### EXERCISE BRIEF
Type out the data exactly as given. Skip any image.

### MATERIAL PROVIDED
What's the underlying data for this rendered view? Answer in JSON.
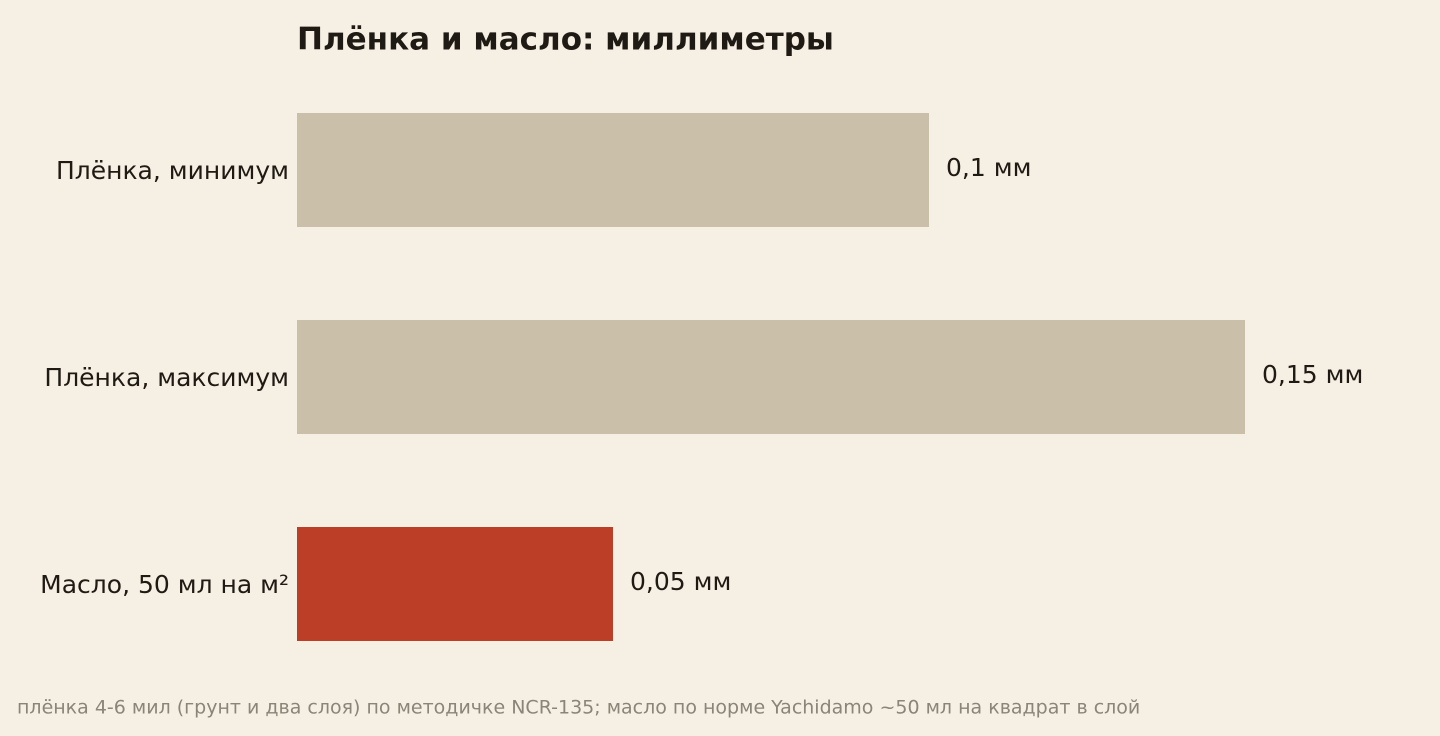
{
  "chart_data": {
    "type": "bar",
    "orientation": "horizontal",
    "title": "Плёнка и масло: миллиметры",
    "categories": [
      "Плёнка, минимум",
      "Плёнка, максимум",
      "Масло, 50 мл на м²"
    ],
    "values": [
      0.1,
      0.15,
      0.05
    ],
    "value_labels": [
      "0,1 мм",
      "0,15 мм",
      "0,05 мм"
    ],
    "colors": [
      "#cabfa8",
      "#cabfa8",
      "#bd3e27"
    ],
    "note": "плёнка 4-6 мил (грунт и два слоя) по методичке NCR-135; масло по норме Yachidamo ~50 мл на квадрат в слой"
  }
}
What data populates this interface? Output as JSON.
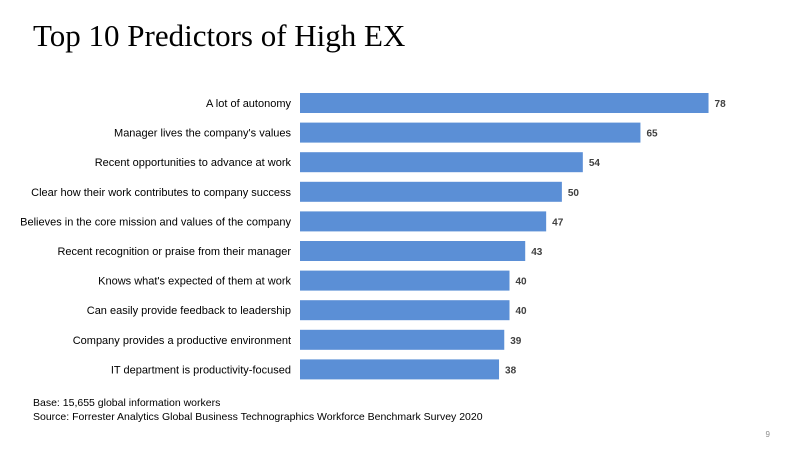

### WRITTEN ANSWER
What's the underlying data for this rendered view? Answer in JSON.
{
  "chart_data": {
    "type": "bar",
    "orientation": "horizontal",
    "title": "Плёнка и масло: миллиметры",
    "categories": [
      "Плёнка, минимум",
      "Плёнка, максимум",
      "Масло, 50 мл на м²"
    ],
    "values": [
      0.1,
      0.15,
      0.05
    ],
    "value_labels": [
      "0,1 мм",
      "0,15 мм",
      "0,05 мм"
    ],
    "colors": [
      "#cabfa8",
      "#cabfa8",
      "#bd3e27"
    ],
    "note": "плёнка 4-6 мил (грунт и два слоя) по методичке NCR-135; масло по норме Yachidamo ~50 мл на квадрат в слой"
  }
}
What data populates this interface? Output as JSON.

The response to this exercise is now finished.